#### [Exercise goal]
Copy the records below exactly, leaving out every picture.

#### [Supplied data]
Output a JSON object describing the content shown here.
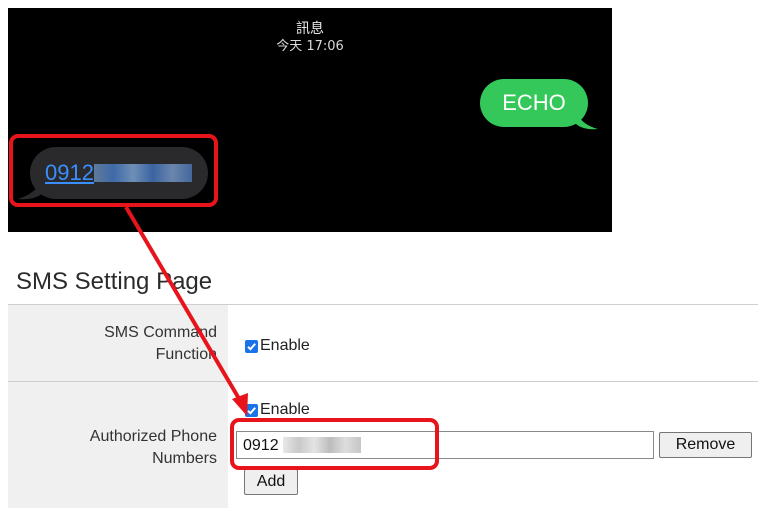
{
  "messages": {
    "title": "訊息",
    "time": "今天 17:06",
    "outgoing": "ECHO",
    "incoming_number": "0912"
  },
  "sms_page": {
    "title": "SMS Setting Page",
    "command_label": "SMS Command Function",
    "command_enable_label": "Enable",
    "command_enabled": true,
    "phones_label": "Authorized Phone Numbers",
    "phones_enable_label": "Enable",
    "phones_enabled": true,
    "phone_value": "0912",
    "remove_label": "Remove",
    "add_label": "Add"
  },
  "colors": {
    "highlight": "#e8141c",
    "outgoing_bubble": "#34c85a",
    "incoming_bubble": "#2a2a2c",
    "link": "#3a8fff"
  }
}
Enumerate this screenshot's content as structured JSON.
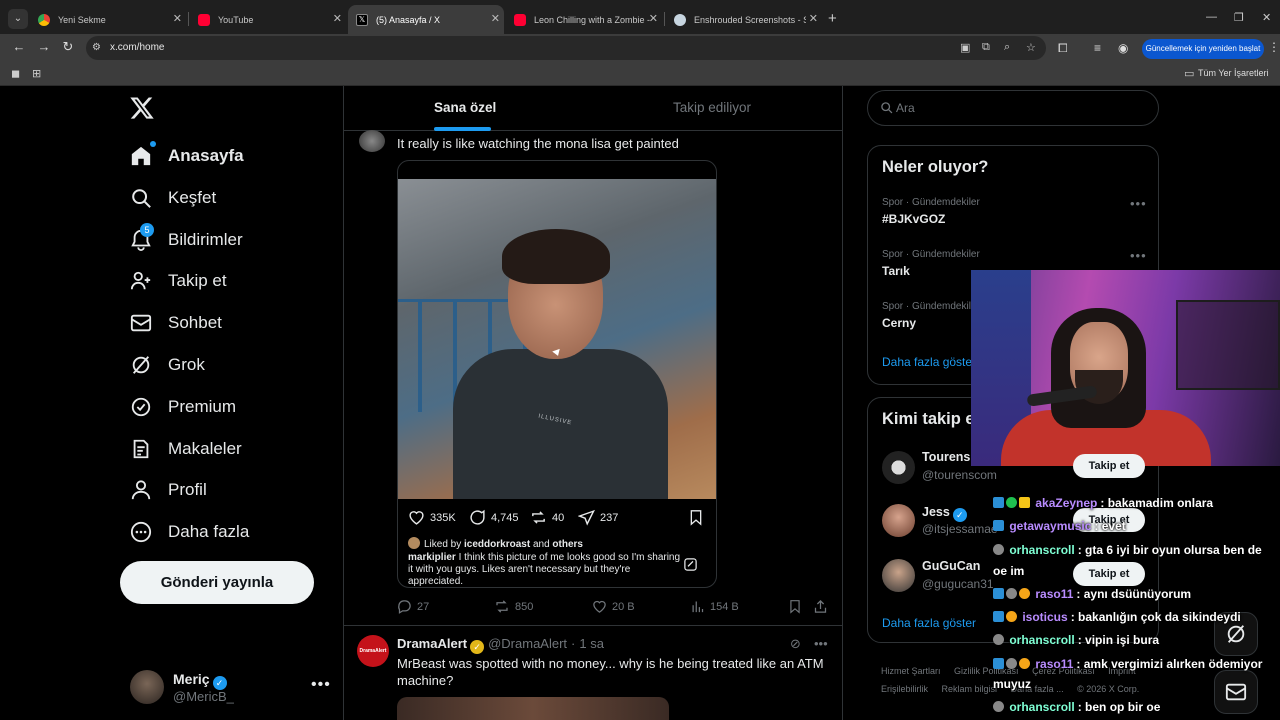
{
  "browser": {
    "tabs": [
      {
        "title": "Yeni Sekme",
        "icon": "chrome-icon"
      },
      {
        "title": "YouTube",
        "icon": "youtube-icon"
      },
      {
        "title": "(5) Anasayfa / X",
        "icon": "x-icon"
      },
      {
        "title": "Leon Chilling with a Zombie - R",
        "icon": "youtube-icon"
      },
      {
        "title": "Enshrouded Screenshots - Steam",
        "icon": "steam-icon"
      }
    ],
    "url": "x.com/home",
    "update_button": "Güncellemek için yeniden başlat",
    "bookmarks_all": "Tüm Yer İşaretleri"
  },
  "nav": {
    "items": [
      {
        "label": "Anasayfa",
        "icon": "home-icon"
      },
      {
        "label": "Keşfet",
        "icon": "search-icon"
      },
      {
        "label": "Bildirimler",
        "icon": "bell-icon",
        "badge": "5"
      },
      {
        "label": "Takip et",
        "icon": "add-person-icon"
      },
      {
        "label": "Sohbet",
        "icon": "mail-icon"
      },
      {
        "label": "Grok",
        "icon": "grok-icon"
      },
      {
        "label": "Premium",
        "icon": "premium-icon"
      },
      {
        "label": "Makaleler",
        "icon": "article-icon"
      },
      {
        "label": "Profil",
        "icon": "person-icon"
      },
      {
        "label": "Daha fazla",
        "icon": "more-circle-icon"
      }
    ],
    "post_button": "Gönderi yayınla",
    "account": {
      "name": "Meriç",
      "handle": "@MericB_"
    }
  },
  "timeline": {
    "tabs": [
      "Sana özel",
      "Takip ediliyor"
    ],
    "tweet1": {
      "text": "It really is like watching the mona lisa get painted",
      "quote": {
        "likes": "335K",
        "comments": "4,745",
        "reposts": "40",
        "shares": "237",
        "liked_by_prefix": "Liked by ",
        "liked_by_user": "iceddorkroast",
        "liked_by_mid": " and ",
        "liked_by_others": "others",
        "caption_user": "markiplier",
        "caption_text": " I think this picture of me looks good so I'm sharing it with you guys. Likes aren't necessary but they're appreciated.",
        "shirt_text": "ILLUSIVE"
      },
      "stats": {
        "replies": "27",
        "reposts": "850",
        "likes": "20 B",
        "views": "154 B"
      }
    },
    "tweet2": {
      "name": "DramaAlert",
      "handle": "@DramaAlert",
      "time": "1 sa",
      "avatar_text": "DramaAlert",
      "text": "MrBeast was spotted with no money... why is he being treated like an ATM machine?"
    }
  },
  "sidebar": {
    "search_placeholder": "Ara",
    "trends_title": "Neler oluyor?",
    "trends": [
      {
        "category": "Spor · Gündemdekiler",
        "name": "#BJKvGOZ"
      },
      {
        "category": "Spor · Gündemdekiler",
        "name": "Tarık"
      },
      {
        "category": "Spor · Gündemdekiler",
        "name": "Cerny"
      }
    ],
    "show_more": "Daha fazla göster",
    "who_title": "Kimi takip et",
    "who": [
      {
        "name": "Tourens",
        "handle": "@tourenscom",
        "button": "Takip et"
      },
      {
        "name": "Jess",
        "handle": "@itsjessamae",
        "button": "Takip et"
      },
      {
        "name": "GuGuCan",
        "handle": "@gugucan31",
        "button": "Takip et"
      }
    ],
    "who_show_more": "Daha fazla göster",
    "footer": [
      "Hizmet Şartları",
      "Gizlilik Politikası",
      "Çerez Politikası",
      "Imprint",
      "Erişilebilirlik",
      "Reklam bilgisi",
      "Daha fazla ...",
      "© 2026 X Corp."
    ]
  },
  "chat": [
    {
      "user": "akaZeynep",
      "msg": ": bakamadim onlara",
      "color": "#b98cff"
    },
    {
      "user": "getawaymusic",
      "msg": ": evet",
      "color": "#b98cff"
    },
    {
      "user": "orhanscroll",
      "msg": ": gta 6 iyi bir oyun olursa ben de",
      "color": "#7fffd4"
    },
    {
      "user": "",
      "msg": "oe im",
      "color": "#ffffff"
    },
    {
      "user": "raso11",
      "msg": ": aynı dsüünüyorum",
      "color": "#b98cff"
    },
    {
      "user": "isoticus",
      "msg": ": bakanlığın çok da sikindeydi",
      "color": "#b98cff"
    },
    {
      "user": "orhanscroll",
      "msg": ": vipin işi bura",
      "color": "#7fffd4"
    },
    {
      "user": "raso11",
      "msg": ": amk vergimizi alırken ödemiyor",
      "color": "#b98cff"
    },
    {
      "user": "",
      "msg": "muyuz",
      "color": "#ffffff"
    },
    {
      "user": "orhanscroll",
      "msg": ": ben op bir oe",
      "color": "#7fffd4"
    }
  ],
  "colors": {
    "accent": "#1d9bf0",
    "background": "#000000",
    "text": "#e7e9ea",
    "muted": "#71767b",
    "border": "#2f3336"
  }
}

#### [Answer to this exercise]
Output a JSON object describing the content shown here.
{
  "messages": {
    "title": "訊息",
    "time": "今天 17:06",
    "outgoing": "ECHO",
    "incoming_number": "0912"
  },
  "sms_page": {
    "title": "SMS Setting Page",
    "command_label": "SMS Command Function",
    "command_enable_label": "Enable",
    "command_enabled": true,
    "phones_label": "Authorized Phone Numbers",
    "phones_enable_label": "Enable",
    "phones_enabled": true,
    "phone_value": "0912",
    "remove_label": "Remove",
    "add_label": "Add"
  },
  "colors": {
    "highlight": "#e8141c",
    "outgoing_bubble": "#34c85a",
    "incoming_bubble": "#2a2a2c",
    "link": "#3a8fff"
  }
}
Enumerate this screenshot's content as structured JSON.
{
  "browser": {
    "tabs": [
      {
        "title": "Yeni Sekme",
        "icon": "chrome-icon"
      },
      {
        "title": "YouTube",
        "icon": "youtube-icon"
      },
      {
        "title": "(5) Anasayfa / X",
        "icon": "x-icon"
      },
      {
        "title": "Leon Chilling with a Zombie - R",
        "icon": "youtube-icon"
      },
      {
        "title": "Enshrouded Screenshots - Steam",
        "icon": "steam-icon"
      }
    ],
    "url": "x.com/home",
    "update_button": "Güncellemek için yeniden başlat",
    "bookmarks_all": "Tüm Yer İşaretleri"
  },
  "nav": {
    "items": [
      {
        "label": "Anasayfa",
        "icon": "home-icon"
      },
      {
        "label": "Keşfet",
        "icon": "search-icon"
      },
      {
        "label": "Bildirimler",
        "icon": "bell-icon",
        "badge": "5"
      },
      {
        "label": "Takip et",
        "icon": "add-person-icon"
      },
      {
        "label": "Sohbet",
        "icon": "mail-icon"
      },
      {
        "label": "Grok",
        "icon": "grok-icon"
      },
      {
        "label": "Premium",
        "icon": "premium-icon"
      },
      {
        "label": "Makaleler",
        "icon": "article-icon"
      },
      {
        "label": "Profil",
        "icon": "person-icon"
      },
      {
        "label": "Daha fazla",
        "icon": "more-circle-icon"
      }
    ],
    "post_button": "Gönderi yayınla",
    "account": {
      "name": "Meriç",
      "handle": "@MericB_"
    }
  },
  "timeline": {
    "tabs": [
      "Sana özel",
      "Takip ediliyor"
    ],
    "tweet1": {
      "text": "It really is like watching the mona lisa get painted",
      "quote": {
        "likes": "335K",
        "comments": "4,745",
        "reposts": "40",
        "shares": "237",
        "liked_by_prefix": "Liked by ",
        "liked_by_user": "iceddorkroast",
        "liked_by_mid": " and ",
        "liked_by_others": "others",
        "caption_user": "markiplier",
        "caption_text": " I think this picture of me looks good so I'm sharing it with you guys. Likes aren't necessary but they're appreciated.",
        "shirt_text": "ILLUSIVE"
      },
      "stats": {
        "replies": "27",
        "reposts": "850",
        "likes": "20 B",
        "views": "154 B"
      }
    },
    "tweet2": {
      "name": "DramaAlert",
      "handle": "@DramaAlert",
      "time": "1 sa",
      "avatar_text": "DramaAlert",
      "text": "MrBeast was spotted with no money... why is he being treated like an ATM machine?"
    }
  },
  "sidebar": {
    "search_placeholder": "Ara",
    "trends_title": "Neler oluyor?",
    "trends": [
      {
        "category": "Spor · Gündemdekiler",
        "name": "#BJKvGOZ"
      },
      {
        "category": "Spor · Gündemdekiler",
        "name": "Tarık"
      },
      {
        "category": "Spor · Gündemdekiler",
        "name": "Cerny"
      }
    ],
    "show_more": "Daha fazla göster",
    "who_title": "Kimi takip et",
    "who": [
      {
        "name": "Tourens",
        "handle": "@tourenscom",
        "button": "Takip et"
      },
      {
        "name": "Jess",
        "handle": "@itsjessamae",
        "button": "Takip et"
      },
      {
        "name": "GuGuCan",
        "handle": "@gugucan31",
        "button": "Takip et"
      }
    ],
    "who_show_more": "Daha fazla göster",
    "footer": [
      "Hizmet Şartları",
      "Gizlilik Politikası",
      "Çerez Politikası",
      "Imprint",
      "Erişilebilirlik",
      "Reklam bilgisi",
      "Daha fazla ...",
      "© 2026 X Corp."
    ]
  },
  "chat": [
    {
      "user": "akaZeynep",
      "msg": ": bakamadim onlara",
      "color": "#b98cff"
    },
    {
      "user": "getawaymusic",
      "msg": ": evet",
      "color": "#b98cff"
    },
    {
      "user": "orhanscroll",
      "msg": ": gta 6 iyi bir oyun olursa ben de",
      "color": "#7fffd4"
    },
    {
      "user": "",
      "msg": "oe im",
      "color": "#ffffff"
    },
    {
      "user": "raso11",
      "msg": ": aynı dsüünüyorum",
      "color": "#b98cff"
    },
    {
      "user": "isoticus",
      "msg": ": bakanlığın çok da sikindeydi",
      "color": "#b98cff"
    },
    {
      "user": "orhanscroll",
      "msg": ": vipin işi bura",
      "color": "#7fffd4"
    },
    {
      "user": "raso11",
      "msg": ": amk vergimizi alırken ödemiyor",
      "color": "#b98cff"
    },
    {
      "user": "",
      "msg": "muyuz",
      "color": "#ffffff"
    },
    {
      "user": "orhanscroll",
      "msg": ": ben op bir oe",
      "color": "#7fffd4"
    }
  ],
  "colors": {
    "accent": "#1d9bf0",
    "background": "#000000",
    "text": "#e7e9ea",
    "muted": "#71767b",
    "border": "#2f3336"
  }
}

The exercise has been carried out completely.